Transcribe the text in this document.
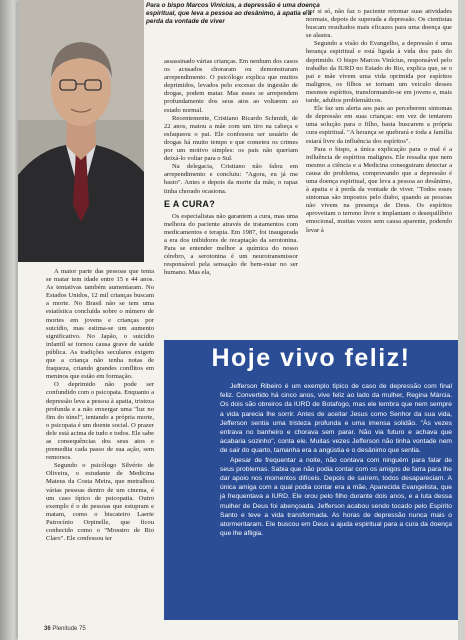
Para o bispo Marcos Vinícius, a depressão é uma doença espiritual, que leva a pessoa ao desânimo, à apatia e à perda da vontade de viver

A maior parte das pessoas que tenta se matar tem idade entre 15 e 44 anos. As tentativas também aumentaram. No Estados Unidos, 12 mil crianças buscam a morte. No Brasil não se tem uma estatística concluída sobre o número de mortes em jovens e crianças por suicídio, mas estima-se um aumento significativo. No Japão, o suicídio infantil se tornou causa grave de saúde pública. As tradições seculares exigem que a criança não tenha notas de fraqueza, criando grandes conflitos em meninos que estão em formação.

O deprimido não pode ser confundido com o psicopata. Enquanto a depressão leva a pessoa à apatia, tristeza profunda e a não enxergar uma "luz no fim do túnel", tentando a própria morte, o psicopata é um doente social. O prazer dele está acima de tudo e todos. Ele sabe as consequências dos seus atos e premedita cada passo de sua ação, sem remorsos.

Segundo o psicólogo Silvério de Oliveira, o estudante de Medicina Mateus da Costa Meira, que metralhou várias pessoas dentro de um cinema, é um caso típico de psicopatia. Outro exemplo é o de pessoas que estupram e matam, como o biscateiro Laerte Patrocínio Orpinelle, que ficou conhecido como o "Monstro de Rio Claro". Ele confessou ter

assassinado várias crianças. Em nenhum dos casos os acusados choraram ou demonstraram arrependimento. O psicólogo explica que muitos deprimidos, levados pelo excesso de ingestão de drogas, podem matar. Mas esses se arrependem profundamente dos seus atos ao voltarem ao estado normal.

Recentemente, Cristiano Ricardo Schmidt, de 22 anos, matou a mãe com um tiro na cabeça e esfaqueou o pai. Ele confessou ser usuário de drogas há muito tempo e que cometeu os crimes por um motivo simples: os pais não queriam deixá-lo voltar para o Sul.

Na delegacia, Cristiano não falou em arrependimento e concluiu: "Agora, eu já me basto". Antes e depois da morte da mãe, o rapaz tinha chorado ocasiona.

E A CURA?

Os especialistas não garantem a cura, mas uma melhora do paciente através de tratamentos com medicamentos e terapia. Em 1987, foi inaugurada a era dos inibidores de recaptação da serotonina. Para se entender melhor a química do nosso cérebro, a serotonina é um neurotransmissor responsável pela sensação de bem-estar no ser humano. Mas ela,

por si só, não faz o paciente retomar suas atividades normais, depois de superada a depressão. Os cientistas buscam resultados mais eficazes para uma doença que se alastra.

Segundo a visão do Evangelho, a depressão é uma herança espiritual e está ligada à vida dos pais do deprimido. O bispo Marcos Vinícius, responsável pelo trabalho da IURD no Estado do Rio, explica que, se o pai e mãe vivem uma vida oprimida por espíritos malignos, os filhos se tornam um veículo desses mesmos espíritos, transformando-se em jovens e, mais tarde, adultos problemáticos.

Ele faz um alerta aos pais ao perceberem sintomas de depressão em suas crianças: em vez de tentarem uma solução para o filho, basta buscarem a própria cura espiritual. "A herança se quebrará e toda a família estará livre da influência dos espíritos".

Para o bispo, a única explicação para o mal é a influência de espíritos malignos. Ele ressalta que nem mesmo a ciência e a Medicina conseguiram detectar a causa do problema, comprovando que a depressão é uma doença espiritual, que leva a pessoa ao desânimo, à apatia e à perda da vontade de viver. "Todos esses sintomas são impostos pelo diabo, quando as pessoas não vivem na presença de Deus. Os espíritos aproveitam o terreno livre e implantam o desequilíbrio emocional, muitas vezes sem causa aparente, podendo levar à

Hoje vivo feliz!

Jefferson Ribeiro é um exemplo típico de caso de depressão com final feliz. Convertido há cinco anos, vive feliz ao lado da mulher, Regina Márcia. Os dois são obreiros da IURD de Botafogo, mas ele lembra que nem sempre a vida parecia lhe sorrir. Antes de aceitar Jesus como Senhor da sua vida, Jefferson sentia uma tristeza profunda e uma imensa solidão. "Às vezes entrava no banheiro e chorava sem parar. Não via futuro e achava que acabaria sozinho", conta ele. Muitas vezes Jefferson não tinha vontade nem de sair do quarto, tamanha era a angústia e o desânimo que sentia.

Apesar de frequentar a noite, não contava com ninguém para falar de seus problemas. Sabia que não podia contar com os amigos de farra para lhe dar apoio nos momentos difíceis. Depois de saírem, todos desapareciam. A única amiga com a qual podia contar era a mãe, Aparecida Evangelista, que já frequentava a IURD. Ele orou pelo filho durante dois anos, e a luta dessa mulher de Deus foi abençoada. Jefferson acabou sendo tocado pelo Espírito Santo e teve a vida transformada. As horas de depressão nunca mais o atormentaram. Ele buscou em Deus a ajuda espiritual para a cura da doença que lhe afligia.

36 Plenitude 75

Problem: Repeat the material above in full and exactly, apart from the pictures.

Result:
Transcribe the text in this document.
Para o bispo Marcos Vinícius, a depressão é uma doença espiritual, que leva a pessoa ao desânimo, à apatia e à perda da vontade de viver

A maior parte das pessoas que tenta se matar tem idade entre 15 e 44 anos. As tentativas também aumentaram. No Estados Unidos, 12 mil crianças buscam a morte. No Brasil não se tem uma estatística concluída sobre o número de mortes em jovens e crianças por suicídio, mas estima-se um aumento significativo. No Japão, o suicídio infantil se tornou causa grave de saúde pública. As tradições seculares exigem que a criança não tenha notas de fraqueza, criando grandes conflitos em meninos que estão em formação.

O deprimido não pode ser confundido com o psicopata. Enquanto a depressão leva a pessoa à apatia, tristeza profunda e a não enxergar uma "luz no fim do túnel", tentando a própria morte, o psicopata é um doente social. O prazer dele está acima de tudo e todos. Ele sabe as consequências dos seus atos e premedita cada passo de sua ação, sem remorsos.

Segundo o psicólogo Silvério de Oliveira, o estudante de Medicina Mateus da Costa Meira, que metralhou várias pessoas dentro de um cinema, é um caso típico de psicopatia. Outro exemplo é o de pessoas que estupram e matam, como o biscateiro Laerte Patrocínio Orpinelle, que ficou conhecido como o "Monstro de Rio Claro". Ele confessou ter

assassinado várias crianças. Em nenhum dos casos os acusados choraram ou demonstraram arrependimento. O psicólogo explica que muitos deprimidos, levados pelo excesso de ingestão de drogas, podem matar. Mas esses se arrependem profundamente dos seus atos ao voltarem ao estado normal.

Recentemente, Cristiano Ricardo Schmidt, de 22 anos, matou a mãe com um tiro na cabeça e esfaqueou o pai. Ele confessou ser usuário de drogas há muito tempo e que cometeu os crimes por um motivo simples: os pais não queriam deixá-lo voltar para o Sul.

Na delegacia, Cristiano não falou em arrependimento e concluiu: "Agora, eu já me basto". Antes e depois da morte da mãe, o rapaz tinha chorado ocasiona.

E A CURA?

Os especialistas não garantem a cura, mas uma melhora do paciente através de tratamentos com medicamentos e terapia. Em 1987, foi inaugurada a era dos inibidores de recaptação da serotonina. Para se entender melhor a química do nosso cérebro, a serotonina é um neurotransmissor responsável pela sensação de bem-estar no ser humano. Mas ela,

por si só, não faz o paciente retomar suas atividades normais, depois de superada a depressão. Os cientistas buscam resultados mais eficazes para uma doença que se alastra.

Segundo a visão do Evangelho, a depressão é uma herança espiritual e está ligada à vida dos pais do deprimido. O bispo Marcos Vinícius, responsável pelo trabalho da IURD no Estado do Rio, explica que, se o pai e mãe vivem uma vida oprimida por espíritos malignos, os filhos se tornam um veículo desses mesmos espíritos, transformando-se em jovens e, mais tarde, adultos problemáticos.

Ele faz um alerta aos pais ao perceberem sintomas de depressão em suas crianças: em vez de tentarem uma solução para o filho, basta buscarem a própria cura espiritual. "A herança se quebrará e toda a família estará livre da influência dos espíritos".

Para o bispo, a única explicação para o mal é a influência de espíritos malignos. Ele ressalta que nem mesmo a ciência e a Medicina conseguiram detectar a causa do problema, comprovando que a depressão é uma doença espiritual, que leva a pessoa ao desânimo, à apatia e à perda da vontade de viver. "Todos esses sintomas são impostos pelo diabo, quando as pessoas não vivem na presença de Deus. Os espíritos aproveitam o terreno livre e implantam o desequilíbrio emocional, muitas vezes sem causa aparente, podendo levar à

Hoje vivo feliz!

Jefferson Ribeiro é um exemplo típico de caso de depressão com final feliz. Convertido há cinco anos, vive feliz ao lado da mulher, Regina Márcia. Os dois são obreiros da IURD de Botafogo, mas ele lembra que nem sempre a vida parecia lhe sorrir. Antes de aceitar Jesus como Senhor da sua vida, Jefferson sentia uma tristeza profunda e uma imensa solidão. "Às vezes entrava no banheiro e chorava sem parar. Não via futuro e achava que acabaria sozinho", conta ele. Muitas vezes Jefferson não tinha vontade nem de sair do quarto, tamanha era a angústia e o desânimo que sentia.

Apesar de frequentar a noite, não contava com ninguém para falar de seus problemas. Sabia que não podia contar com os amigos de farra para lhe dar apoio nos momentos difíceis. Depois de saírem, todos desapareciam. A única amiga com a qual podia contar era a mãe, Aparecida Evangelista, que já frequentava a IURD. Ele orou pelo filho durante dois anos, e a luta dessa mulher de Deus foi abençoada. Jefferson acabou sendo tocado pelo Espírito Santo e teve a vida transformada. As horas de depressão nunca mais o atormentaram. Ele buscou em Deus a ajuda espiritual para a cura da doença que lhe afligia.

36 Plenitude 75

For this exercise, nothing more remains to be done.